Recorded data
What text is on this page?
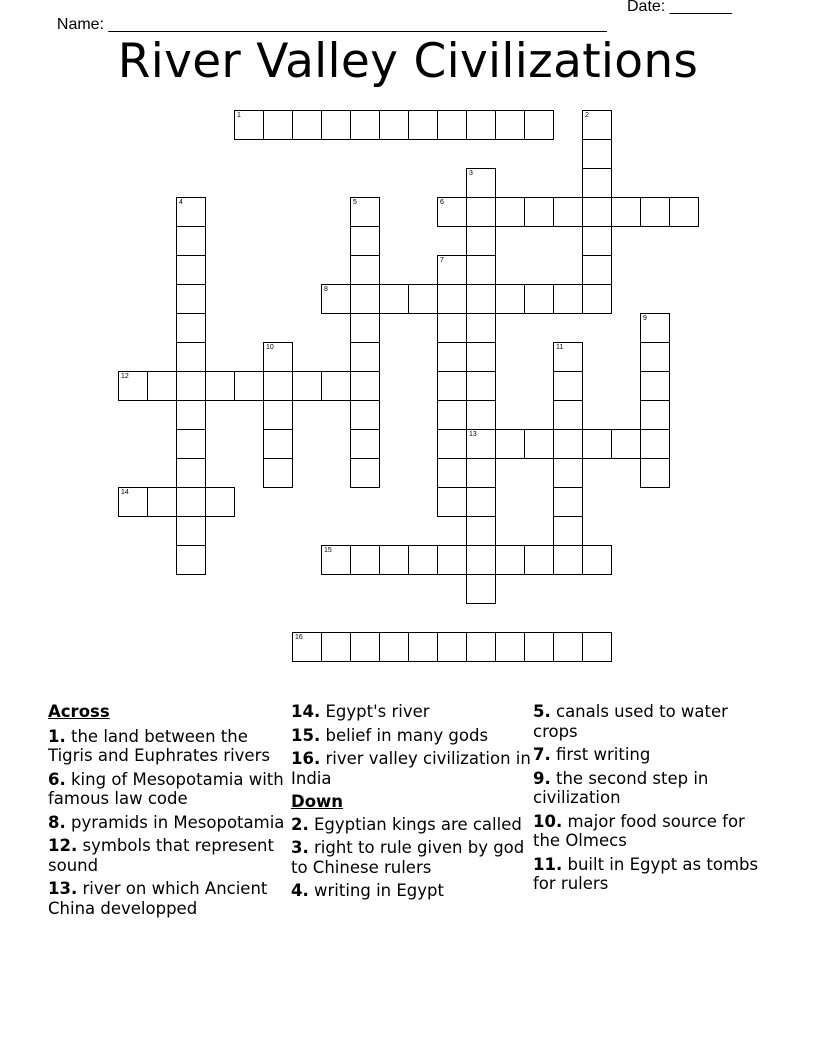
Name: ________________________________________________________

Date: _______

River Valley Civilizations
1	2
3
13
4	5	6
7
8
9
10	11
12
14
15
16
Across
1. the land between the Tigris and Euphrates rivers
6. king of Mesopotamia with famous law code
8. pyramids in Mesopotamia
12. symbols that represent sound
13. river on which Ancient China developped
14. Egypt's river
15. belief in many gods
16. river valley civilization in India
Down
2. Egyptian kings are called
3. right to rule given by god to Chinese rulers
4. writing in Egypt
5. canals used to water crops
7. first writing
9. the second step in civilization
10. major food source for the Olmecs
11. built in Egypt as tombs for rulers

Written problem: Reproduce the material word for word. Any pictures should be left out of the copy.

Answer to this exercise:
What text is on this page?
Name: ________________________________________________________

Date: _______

River Valley Civilizations
1	2
3
13
4	5	6
7
8
9
10	11
12
14
15
16
Across
1. the land between the Tigris and Euphrates rivers
6. king of Mesopotamia with famous law code
8. pyramids in Mesopotamia
12. symbols that represent sound
13. river on which Ancient China developped
14. Egypt's river
15. belief in many gods
16. river valley civilization in India
Down
2. Egyptian kings are called
3. right to rule given by god to Chinese rulers
4. writing in Egypt
5. canals used to water crops
7. first writing
9. the second step in civilization
10. major food source for the Olmecs
11. built in Egypt as tombs for rulers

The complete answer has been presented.